§ Task description
Return all of the entries exactly, with nothing added or left out.

§ Data entries for graphics

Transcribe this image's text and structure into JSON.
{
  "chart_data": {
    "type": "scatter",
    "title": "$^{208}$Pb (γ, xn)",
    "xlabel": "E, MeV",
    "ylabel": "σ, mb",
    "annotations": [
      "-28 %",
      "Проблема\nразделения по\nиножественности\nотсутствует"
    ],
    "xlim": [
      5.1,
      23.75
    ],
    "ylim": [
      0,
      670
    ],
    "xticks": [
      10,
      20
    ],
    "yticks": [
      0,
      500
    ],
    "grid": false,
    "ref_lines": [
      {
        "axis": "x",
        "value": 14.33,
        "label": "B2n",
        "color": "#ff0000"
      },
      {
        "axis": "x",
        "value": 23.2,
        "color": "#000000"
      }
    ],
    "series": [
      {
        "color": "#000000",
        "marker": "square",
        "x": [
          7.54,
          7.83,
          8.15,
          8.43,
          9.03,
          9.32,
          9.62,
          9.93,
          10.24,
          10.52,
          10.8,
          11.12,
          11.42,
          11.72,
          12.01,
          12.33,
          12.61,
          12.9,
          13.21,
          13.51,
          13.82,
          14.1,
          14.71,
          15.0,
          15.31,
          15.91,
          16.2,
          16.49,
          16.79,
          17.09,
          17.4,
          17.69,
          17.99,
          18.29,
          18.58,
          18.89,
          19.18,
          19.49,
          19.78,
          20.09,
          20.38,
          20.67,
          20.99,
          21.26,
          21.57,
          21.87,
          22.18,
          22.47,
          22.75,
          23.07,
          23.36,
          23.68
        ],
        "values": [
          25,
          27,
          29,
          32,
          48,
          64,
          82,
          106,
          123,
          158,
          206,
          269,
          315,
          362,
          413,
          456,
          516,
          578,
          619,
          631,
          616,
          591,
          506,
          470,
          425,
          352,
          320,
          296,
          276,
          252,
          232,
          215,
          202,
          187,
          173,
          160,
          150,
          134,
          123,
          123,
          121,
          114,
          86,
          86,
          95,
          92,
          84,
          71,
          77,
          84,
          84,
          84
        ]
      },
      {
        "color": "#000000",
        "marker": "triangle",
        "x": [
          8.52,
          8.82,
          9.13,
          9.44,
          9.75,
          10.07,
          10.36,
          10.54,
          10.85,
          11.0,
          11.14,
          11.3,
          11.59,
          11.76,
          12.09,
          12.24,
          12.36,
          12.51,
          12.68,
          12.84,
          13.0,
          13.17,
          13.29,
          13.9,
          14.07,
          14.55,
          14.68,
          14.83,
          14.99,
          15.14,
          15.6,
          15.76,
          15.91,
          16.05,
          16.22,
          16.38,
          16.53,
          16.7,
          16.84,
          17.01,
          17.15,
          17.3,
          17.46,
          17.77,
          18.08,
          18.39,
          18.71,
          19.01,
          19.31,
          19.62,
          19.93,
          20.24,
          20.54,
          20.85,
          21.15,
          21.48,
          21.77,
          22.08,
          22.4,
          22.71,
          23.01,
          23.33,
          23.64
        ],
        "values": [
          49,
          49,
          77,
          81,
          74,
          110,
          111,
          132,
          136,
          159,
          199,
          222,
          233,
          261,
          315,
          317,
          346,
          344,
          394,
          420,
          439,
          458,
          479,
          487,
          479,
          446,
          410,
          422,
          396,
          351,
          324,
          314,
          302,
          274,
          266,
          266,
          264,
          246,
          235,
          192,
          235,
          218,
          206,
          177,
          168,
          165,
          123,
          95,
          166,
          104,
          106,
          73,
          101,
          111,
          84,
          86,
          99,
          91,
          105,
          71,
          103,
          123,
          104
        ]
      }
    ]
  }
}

§ Result of this task
Transcribe this image's text and structure into JSON.
{
  "chart_data": {
    "type": "scatter",
    "title": "$^{208}$Pb (γ, xn)",
    "xlabel": "E, MeV",
    "ylabel": "σ, mb",
    "annotations": [
      "-28 %",
      "Проблема\nразделения по\nиножественности\nотсутствует"
    ],
    "xlim": [
      5.1,
      23.75
    ],
    "ylim": [
      0,
      670
    ],
    "xticks": [
      10,
      20
    ],
    "yticks": [
      0,
      500
    ],
    "grid": false,
    "ref_lines": [
      {
        "axis": "x",
        "value": 14.33,
        "label": "B2n",
        "color": "#ff0000"
      },
      {
        "axis": "x",
        "value": 23.2,
        "color": "#000000"
      }
    ],
    "series": [
      {
        "color": "#000000",
        "marker": "square",
        "x": [
          7.54,
          7.83,
          8.15,
          8.43,
          9.03,
          9.32,
          9.62,
          9.93,
          10.24,
          10.52,
          10.8,
          11.12,
          11.42,
          11.72,
          12.01,
          12.33,
          12.61,
          12.9,
          13.21,
          13.51,
          13.82,
          14.1,
          14.71,
          15.0,
          15.31,
          15.91,
          16.2,
          16.49,
          16.79,
          17.09,
          17.4,
          17.69,
          17.99,
          18.29,
          18.58,
          18.89,
          19.18,
          19.49,
          19.78,
          20.09,
          20.38,
          20.67,
          20.99,
          21.26,
          21.57,
          21.87,
          22.18,
          22.47,
          22.75,
          23.07,
          23.36,
          23.68
        ],
        "values": [
          25,
          27,
          29,
          32,
          48,
          64,
          82,
          106,
          123,
          158,
          206,
          269,
          315,
          362,
          413,
          456,
          516,
          578,
          619,
          631,
          616,
          591,
          506,
          470,
          425,
          352,
          320,
          296,
          276,
          252,
          232,
          215,
          202,
          187,
          173,
          160,
          150,
          134,
          123,
          123,
          121,
          114,
          86,
          86,
          95,
          92,
          84,
          71,
          77,
          84,
          84,
          84
        ]
      },
      {
        "color": "#000000",
        "marker": "triangle",
        "x": [
          8.52,
          8.82,
          9.13,
          9.44,
          9.75,
          10.07,
          10.36,
          10.54,
          10.85,
          11.0,
          11.14,
          11.3,
          11.59,
          11.76,
          12.09,
          12.24,
          12.36,
          12.51,
          12.68,
          12.84,
          13.0,
          13.17,
          13.29,
          13.9,
          14.07,
          14.55,
          14.68,
          14.83,
          14.99,
          15.14,
          15.6,
          15.76,
          15.91,
          16.05,
          16.22,
          16.38,
          16.53,
          16.7,
          16.84,
          17.01,
          17.15,
          17.3,
          17.46,
          17.77,
          18.08,
          18.39,
          18.71,
          19.01,
          19.31,
          19.62,
          19.93,
          20.24,
          20.54,
          20.85,
          21.15,
          21.48,
          21.77,
          22.08,
          22.4,
          22.71,
          23.01,
          23.33,
          23.64
        ],
        "values": [
          49,
          49,
          77,
          81,
          74,
          110,
          111,
          132,
          136,
          159,
          199,
          222,
          233,
          261,
          315,
          317,
          346,
          344,
          394,
          420,
          439,
          458,
          479,
          487,
          479,
          446,
          410,
          422,
          396,
          351,
          324,
          314,
          302,
          274,
          266,
          266,
          264,
          246,
          235,
          192,
          235,
          218,
          206,
          177,
          168,
          165,
          123,
          95,
          166,
          104,
          106,
          73,
          101,
          111,
          84,
          86,
          99,
          91,
          105,
          71,
          103,
          123,
          104
        ]
      }
    ]
  }
}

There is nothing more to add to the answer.